BRIEF: Every line that contains the word "title" should be copied.

Figure record extracts

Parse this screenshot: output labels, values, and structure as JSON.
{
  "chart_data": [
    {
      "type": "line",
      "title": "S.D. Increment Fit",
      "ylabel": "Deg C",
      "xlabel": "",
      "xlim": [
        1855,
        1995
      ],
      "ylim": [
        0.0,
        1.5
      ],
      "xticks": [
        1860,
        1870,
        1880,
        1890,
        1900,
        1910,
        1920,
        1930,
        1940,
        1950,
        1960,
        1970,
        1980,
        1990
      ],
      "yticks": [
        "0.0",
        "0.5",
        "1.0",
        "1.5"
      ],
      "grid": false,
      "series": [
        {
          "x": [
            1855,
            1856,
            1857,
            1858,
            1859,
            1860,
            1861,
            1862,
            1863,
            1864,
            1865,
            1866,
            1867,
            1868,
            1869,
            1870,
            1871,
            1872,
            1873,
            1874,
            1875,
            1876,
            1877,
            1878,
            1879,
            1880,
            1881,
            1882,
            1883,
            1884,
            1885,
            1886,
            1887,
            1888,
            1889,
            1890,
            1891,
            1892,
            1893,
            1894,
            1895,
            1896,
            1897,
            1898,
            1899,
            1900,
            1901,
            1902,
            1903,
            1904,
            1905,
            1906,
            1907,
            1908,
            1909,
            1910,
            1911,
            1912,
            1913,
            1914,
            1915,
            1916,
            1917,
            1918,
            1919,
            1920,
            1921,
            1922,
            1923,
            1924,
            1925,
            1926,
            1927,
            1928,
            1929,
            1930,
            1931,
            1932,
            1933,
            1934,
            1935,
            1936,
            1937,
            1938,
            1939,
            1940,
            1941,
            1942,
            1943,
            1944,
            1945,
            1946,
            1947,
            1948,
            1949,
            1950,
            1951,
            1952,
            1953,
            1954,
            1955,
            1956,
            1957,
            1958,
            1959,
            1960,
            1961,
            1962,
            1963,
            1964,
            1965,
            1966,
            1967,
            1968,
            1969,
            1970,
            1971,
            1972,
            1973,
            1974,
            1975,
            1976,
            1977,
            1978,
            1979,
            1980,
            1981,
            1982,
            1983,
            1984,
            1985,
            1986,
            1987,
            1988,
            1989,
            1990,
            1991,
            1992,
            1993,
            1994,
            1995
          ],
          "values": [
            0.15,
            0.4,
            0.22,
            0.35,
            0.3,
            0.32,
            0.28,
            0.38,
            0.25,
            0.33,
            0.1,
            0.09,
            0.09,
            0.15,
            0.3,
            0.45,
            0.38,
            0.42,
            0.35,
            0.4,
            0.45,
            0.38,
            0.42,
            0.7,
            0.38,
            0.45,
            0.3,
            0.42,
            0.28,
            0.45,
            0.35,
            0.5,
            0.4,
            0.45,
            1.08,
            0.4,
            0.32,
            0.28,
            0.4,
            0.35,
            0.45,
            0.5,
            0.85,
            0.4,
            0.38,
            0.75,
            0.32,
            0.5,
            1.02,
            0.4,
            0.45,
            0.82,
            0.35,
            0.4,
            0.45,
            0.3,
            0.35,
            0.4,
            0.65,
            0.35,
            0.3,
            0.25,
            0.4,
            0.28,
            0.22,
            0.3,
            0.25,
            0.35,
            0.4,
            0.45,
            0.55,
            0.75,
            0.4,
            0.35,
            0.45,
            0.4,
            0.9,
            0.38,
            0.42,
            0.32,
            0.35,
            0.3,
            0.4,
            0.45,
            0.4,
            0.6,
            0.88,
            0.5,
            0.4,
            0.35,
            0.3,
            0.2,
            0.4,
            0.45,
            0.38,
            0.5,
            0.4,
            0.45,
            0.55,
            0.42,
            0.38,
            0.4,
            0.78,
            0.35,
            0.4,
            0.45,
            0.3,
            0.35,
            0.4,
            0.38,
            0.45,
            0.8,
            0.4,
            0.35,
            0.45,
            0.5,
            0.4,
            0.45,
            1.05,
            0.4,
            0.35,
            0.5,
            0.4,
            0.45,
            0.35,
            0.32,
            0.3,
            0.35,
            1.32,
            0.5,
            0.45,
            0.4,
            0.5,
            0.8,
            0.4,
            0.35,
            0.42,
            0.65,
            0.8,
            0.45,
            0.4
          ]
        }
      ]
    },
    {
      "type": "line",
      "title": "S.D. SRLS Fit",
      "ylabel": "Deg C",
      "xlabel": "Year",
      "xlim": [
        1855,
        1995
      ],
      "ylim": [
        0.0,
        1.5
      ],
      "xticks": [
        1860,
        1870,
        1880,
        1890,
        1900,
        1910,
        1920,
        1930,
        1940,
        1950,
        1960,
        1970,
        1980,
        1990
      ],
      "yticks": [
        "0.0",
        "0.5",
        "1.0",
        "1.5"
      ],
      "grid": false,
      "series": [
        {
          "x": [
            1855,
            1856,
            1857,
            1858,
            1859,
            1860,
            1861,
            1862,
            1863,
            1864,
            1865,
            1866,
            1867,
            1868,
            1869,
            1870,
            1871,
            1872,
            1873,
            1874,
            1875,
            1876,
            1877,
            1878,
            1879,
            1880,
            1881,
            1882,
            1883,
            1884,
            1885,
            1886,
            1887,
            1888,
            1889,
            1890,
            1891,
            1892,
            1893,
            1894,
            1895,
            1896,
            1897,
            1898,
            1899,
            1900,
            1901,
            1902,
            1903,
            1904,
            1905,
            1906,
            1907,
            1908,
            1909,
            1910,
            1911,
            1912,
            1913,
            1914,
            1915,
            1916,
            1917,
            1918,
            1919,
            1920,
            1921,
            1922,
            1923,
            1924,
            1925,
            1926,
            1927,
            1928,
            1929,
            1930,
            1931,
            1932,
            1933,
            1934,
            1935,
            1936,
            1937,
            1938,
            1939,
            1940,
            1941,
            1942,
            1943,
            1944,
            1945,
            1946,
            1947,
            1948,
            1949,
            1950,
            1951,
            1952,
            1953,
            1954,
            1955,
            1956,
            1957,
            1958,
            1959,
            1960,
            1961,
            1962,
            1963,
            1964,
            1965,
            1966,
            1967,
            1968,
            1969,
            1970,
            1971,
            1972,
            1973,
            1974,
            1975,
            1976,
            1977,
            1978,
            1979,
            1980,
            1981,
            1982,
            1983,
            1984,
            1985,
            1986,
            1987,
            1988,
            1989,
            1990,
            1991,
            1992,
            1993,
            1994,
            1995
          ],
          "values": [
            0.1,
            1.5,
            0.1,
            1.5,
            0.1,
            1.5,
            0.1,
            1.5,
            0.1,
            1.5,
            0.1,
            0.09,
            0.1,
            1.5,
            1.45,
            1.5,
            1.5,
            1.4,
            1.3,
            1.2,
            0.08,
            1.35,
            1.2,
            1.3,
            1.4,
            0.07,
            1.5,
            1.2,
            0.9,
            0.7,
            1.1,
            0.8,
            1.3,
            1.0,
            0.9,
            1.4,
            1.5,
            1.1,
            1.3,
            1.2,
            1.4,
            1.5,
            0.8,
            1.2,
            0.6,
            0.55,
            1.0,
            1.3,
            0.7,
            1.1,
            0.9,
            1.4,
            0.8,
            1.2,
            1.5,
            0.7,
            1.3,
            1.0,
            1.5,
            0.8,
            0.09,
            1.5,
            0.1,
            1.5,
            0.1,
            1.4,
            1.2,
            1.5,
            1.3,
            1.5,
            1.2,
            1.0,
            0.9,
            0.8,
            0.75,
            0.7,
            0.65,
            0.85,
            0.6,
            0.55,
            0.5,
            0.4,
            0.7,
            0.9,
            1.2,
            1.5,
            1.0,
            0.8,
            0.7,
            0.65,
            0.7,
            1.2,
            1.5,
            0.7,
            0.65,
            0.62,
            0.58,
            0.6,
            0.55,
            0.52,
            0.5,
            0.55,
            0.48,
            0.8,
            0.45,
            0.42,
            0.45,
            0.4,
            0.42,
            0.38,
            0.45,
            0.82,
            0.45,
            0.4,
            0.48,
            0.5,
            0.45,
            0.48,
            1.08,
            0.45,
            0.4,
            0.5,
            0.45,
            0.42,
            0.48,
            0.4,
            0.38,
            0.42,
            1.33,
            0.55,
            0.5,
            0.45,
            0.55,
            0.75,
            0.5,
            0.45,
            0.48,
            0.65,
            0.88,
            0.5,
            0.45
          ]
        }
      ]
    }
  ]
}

OUTPUT FOR THIS TASK:
      "title": "S.D. Increment Fit",
      "title": "S.D. SRLS Fit",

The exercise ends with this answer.